WHAT TO WORK ON:
Reproduce the listing below verbatim.
※
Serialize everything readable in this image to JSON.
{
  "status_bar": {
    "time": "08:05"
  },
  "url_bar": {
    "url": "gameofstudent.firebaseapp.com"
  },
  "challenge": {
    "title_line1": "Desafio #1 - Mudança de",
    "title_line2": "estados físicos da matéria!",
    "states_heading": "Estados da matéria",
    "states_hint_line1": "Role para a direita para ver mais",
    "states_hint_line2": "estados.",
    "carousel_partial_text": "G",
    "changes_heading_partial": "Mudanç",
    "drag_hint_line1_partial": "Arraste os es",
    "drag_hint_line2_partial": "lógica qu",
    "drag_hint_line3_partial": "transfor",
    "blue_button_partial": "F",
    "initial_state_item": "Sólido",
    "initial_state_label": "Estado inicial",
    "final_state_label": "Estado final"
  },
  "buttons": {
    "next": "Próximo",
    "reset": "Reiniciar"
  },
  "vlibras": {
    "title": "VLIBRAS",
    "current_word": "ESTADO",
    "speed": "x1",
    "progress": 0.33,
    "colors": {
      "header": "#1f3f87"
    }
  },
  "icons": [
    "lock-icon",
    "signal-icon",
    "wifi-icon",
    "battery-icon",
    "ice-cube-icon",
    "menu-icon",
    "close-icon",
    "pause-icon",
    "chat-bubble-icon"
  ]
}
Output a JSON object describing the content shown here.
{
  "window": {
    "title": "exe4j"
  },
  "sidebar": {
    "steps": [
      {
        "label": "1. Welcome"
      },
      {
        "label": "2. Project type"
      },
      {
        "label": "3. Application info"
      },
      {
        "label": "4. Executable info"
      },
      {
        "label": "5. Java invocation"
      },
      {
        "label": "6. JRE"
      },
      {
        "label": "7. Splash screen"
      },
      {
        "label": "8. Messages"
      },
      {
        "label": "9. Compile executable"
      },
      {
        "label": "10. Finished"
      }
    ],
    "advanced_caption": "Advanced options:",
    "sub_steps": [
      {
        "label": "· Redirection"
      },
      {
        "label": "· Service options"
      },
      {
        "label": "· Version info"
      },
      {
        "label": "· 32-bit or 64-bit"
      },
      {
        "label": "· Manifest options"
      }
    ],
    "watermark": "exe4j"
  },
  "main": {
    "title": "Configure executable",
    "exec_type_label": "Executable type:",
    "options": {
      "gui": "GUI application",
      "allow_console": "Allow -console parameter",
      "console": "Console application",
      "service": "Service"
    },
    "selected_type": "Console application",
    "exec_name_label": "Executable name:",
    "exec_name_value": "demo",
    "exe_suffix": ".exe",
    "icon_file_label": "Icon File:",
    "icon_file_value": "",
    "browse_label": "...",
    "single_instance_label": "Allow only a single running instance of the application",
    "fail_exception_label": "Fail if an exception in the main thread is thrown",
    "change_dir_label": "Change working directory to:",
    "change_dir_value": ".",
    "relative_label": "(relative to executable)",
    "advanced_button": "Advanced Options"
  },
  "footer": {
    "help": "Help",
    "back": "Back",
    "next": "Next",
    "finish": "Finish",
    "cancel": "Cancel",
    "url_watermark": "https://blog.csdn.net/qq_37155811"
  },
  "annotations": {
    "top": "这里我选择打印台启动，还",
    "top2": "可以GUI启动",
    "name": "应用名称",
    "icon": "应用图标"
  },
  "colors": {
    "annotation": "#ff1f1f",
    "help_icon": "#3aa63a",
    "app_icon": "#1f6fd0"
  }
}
※
WRITTEN RESPONSE:
Serialize everything readable in this image to JSON.
{
  "status_bar": {
    "time": "08:05"
  },
  "url_bar": {
    "url": "gameofstudent.firebaseapp.com"
  },
  "challenge": {
    "title_line1": "Desafio #1 - Mudança de",
    "title_line2": "estados físicos da matéria!",
    "states_heading": "Estados da matéria",
    "states_hint_line1": "Role para a direita para ver mais",
    "states_hint_line2": "estados.",
    "carousel_partial_text": "G",
    "changes_heading_partial": "Mudanç",
    "drag_hint_line1_partial": "Arraste os es",
    "drag_hint_line2_partial": "lógica qu",
    "drag_hint_line3_partial": "transfor",
    "blue_button_partial": "F",
    "initial_state_item": "Sólido",
    "initial_state_label": "Estado inicial",
    "final_state_label": "Estado final"
  },
  "buttons": {
    "next": "Próximo",
    "reset": "Reiniciar"
  },
  "vlibras": {
    "title": "VLIBRAS",
    "current_word": "ESTADO",
    "speed": "x1",
    "progress": 0.33,
    "colors": {
      "header": "#1f3f87"
    }
  },
  "icons": [
    "lock-icon",
    "signal-icon",
    "wifi-icon",
    "battery-icon",
    "ice-cube-icon",
    "menu-icon",
    "close-icon",
    "pause-icon",
    "chat-bubble-icon"
  ]
}
Output a JSON object describing the content shown here.
{
  "window": {
    "title": "exe4j"
  },
  "sidebar": {
    "steps": [
      {
        "label": "1. Welcome"
      },
      {
        "label": "2. Project type"
      },
      {
        "label": "3. Application info"
      },
      {
        "label": "4. Executable info"
      },
      {
        "label": "5. Java invocation"
      },
      {
        "label": "6. JRE"
      },
      {
        "label": "7. Splash screen"
      },
      {
        "label": "8. Messages"
      },
      {
        "label": "9. Compile executable"
      },
      {
        "label": "10. Finished"
      }
    ],
    "advanced_caption": "Advanced options:",
    "sub_steps": [
      {
        "label": "· Redirection"
      },
      {
        "label": "· Service options"
      },
      {
        "label": "· Version info"
      },
      {
        "label": "· 32-bit or 64-bit"
      },
      {
        "label": "· Manifest options"
      }
    ],
    "watermark": "exe4j"
  },
  "main": {
    "title": "Configure executable",
    "exec_type_label": "Executable type:",
    "options": {
      "gui": "GUI application",
      "allow_console": "Allow -console parameter",
      "console": "Console application",
      "service": "Service"
    },
    "selected_type": "Console application",
    "exec_name_label": "Executable name:",
    "exec_name_value": "demo",
    "exe_suffix": ".exe",
    "icon_file_label": "Icon File:",
    "icon_file_value": "",
    "browse_label": "...",
    "single_instance_label": "Allow only a single running instance of the application",
    "fail_exception_label": "Fail if an exception in the main thread is thrown",
    "change_dir_label": "Change working directory to:",
    "change_dir_value": ".",
    "relative_label": "(relative to executable)",
    "advanced_button": "Advanced Options"
  },
  "footer": {
    "help": "Help",
    "back": "Back",
    "next": "Next",
    "finish": "Finish",
    "cancel": "Cancel",
    "url_watermark": "https://blog.csdn.net/qq_37155811"
  },
  "annotations": {
    "top": "这里我选择打印台启动，还",
    "top2": "可以GUI启动",
    "name": "应用名称",
    "icon": "应用图标"
  },
  "colors": {
    "annotation": "#ff1f1f",
    "help_icon": "#3aa63a",
    "app_icon": "#1f6fd0"
  }
}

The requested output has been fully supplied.